**DIRECTIVE**
Without the images, print all the entries below exactly as given.

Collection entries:
────────

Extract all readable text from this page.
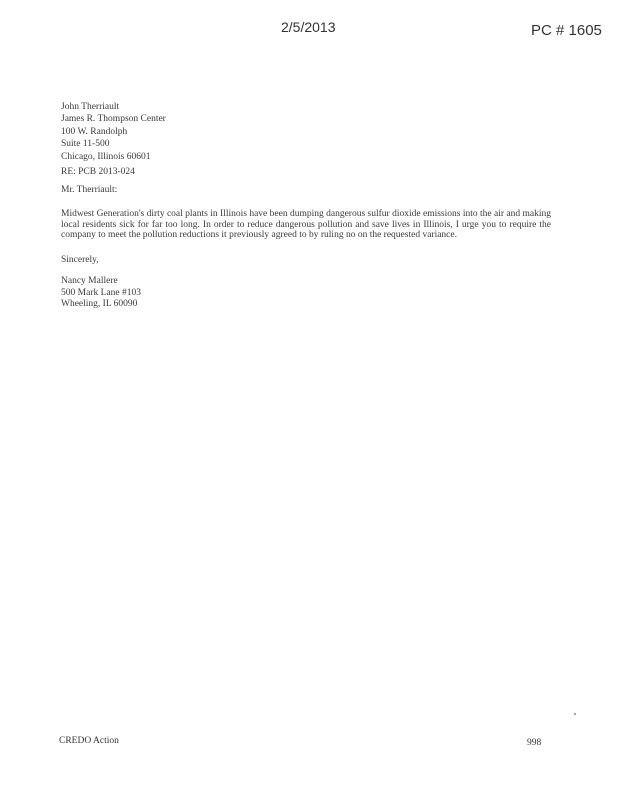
2/5/2013	PC # 1605
John Therriault
James R. Thompson Center
100 W. Randolph
Suite 11-500
Chicago, Illinois 60601
RE: PCB 2013-024
Mr. Therriault:
Midwest Generation's dirty coal plants in Illinois have been dumping dangerous sulfur dioxide emissions into the air and making local residents sick for far too long. In order to reduce dangerous pollution and save lives in Illinois, I urge you to require the company to meet the pollution reductions it previously agreed to by ruling no on the requested variance.
Sincerely,
Nancy Mallere
500 Mark Lane #103
Wheeling, IL 60090
CREDO Action	998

────────

**THE OUTPUT**
Extract all readable text from this page.
2/5/2013	PC # 1605
John Therriault
James R. Thompson Center
100 W. Randolph
Suite 11-500
Chicago, Illinois 60601
RE: PCB 2013-024
Mr. Therriault:
Midwest Generation's dirty coal plants in Illinois have been dumping dangerous sulfur dioxide emissions into the air and making local residents sick for far too long. In order to reduce dangerous pollution and save lives in Illinois, I urge you to require the company to meet the pollution reductions it previously agreed to by ruling no on the requested variance.
Sincerely,
Nancy Mallere
500 Mark Lane #103
Wheeling, IL 60090
CREDO Action	998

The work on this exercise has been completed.